Exercise directions: The records below must be written out exactly, with every picture left behind.

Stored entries
※ ※ ※

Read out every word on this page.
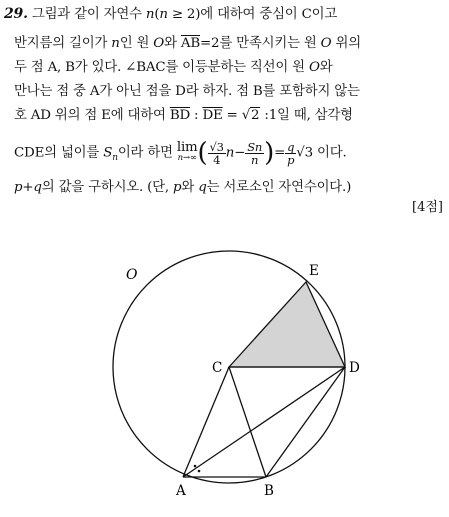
29. 그림과 같이 자연수 n(n ≥ 2)에 대하여 중심이 C이고
반지름의 길이가 n인 원 O와 $\overline{AB}=2$를 만족시키는 원 O 위의
두 점 A, B가 있다. ∠BAC를 이등분하는 직선이 원 O와
만나는 점 중 A가 아닌 점을 D라 하자. 점 B를 포함하지 않는
호 AD 위의 점 E에 대하여 $\overline{BD}$ : $\overline{DE} = √2$ :1일 때, 삼각형
CDE의 넓이를 $S_n$이라 하면 lim
n→∞ ( $\frac{√3}{4} n- \frac{Sn}{n}$ )= $\frac{q}{p} √3$ 이다.
p+q의 값을 구하시오. (단, p와 q는 서로소인 자연수이다.)
[4점]
O	E
C	D
A	B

※ ※ ※

Task answer:
Read out every word on this page.
29. 그림과 같이 자연수 n(n ≥ 2)에 대하여 중심이 C이고
반지름의 길이가 n인 원 O와 $\overline{AB}=2$를 만족시키는 원 O 위의
두 점 A, B가 있다. ∠BAC를 이등분하는 직선이 원 O와
만나는 점 중 A가 아닌 점을 D라 하자. 점 B를 포함하지 않는
호 AD 위의 점 E에 대하여 $\overline{BD}$ : $\overline{DE} = √2$ :1일 때, 삼각형
CDE의 넓이를 $S_n$이라 하면 lim
n→∞ ( $\frac{√3}{4} n- \frac{Sn}{n}$ )= $\frac{q}{p} √3$ 이다.
p+q의 값을 구하시오. (단, p와 q는 서로소인 자연수이다.)
[4점]
O	E
C	D
A	B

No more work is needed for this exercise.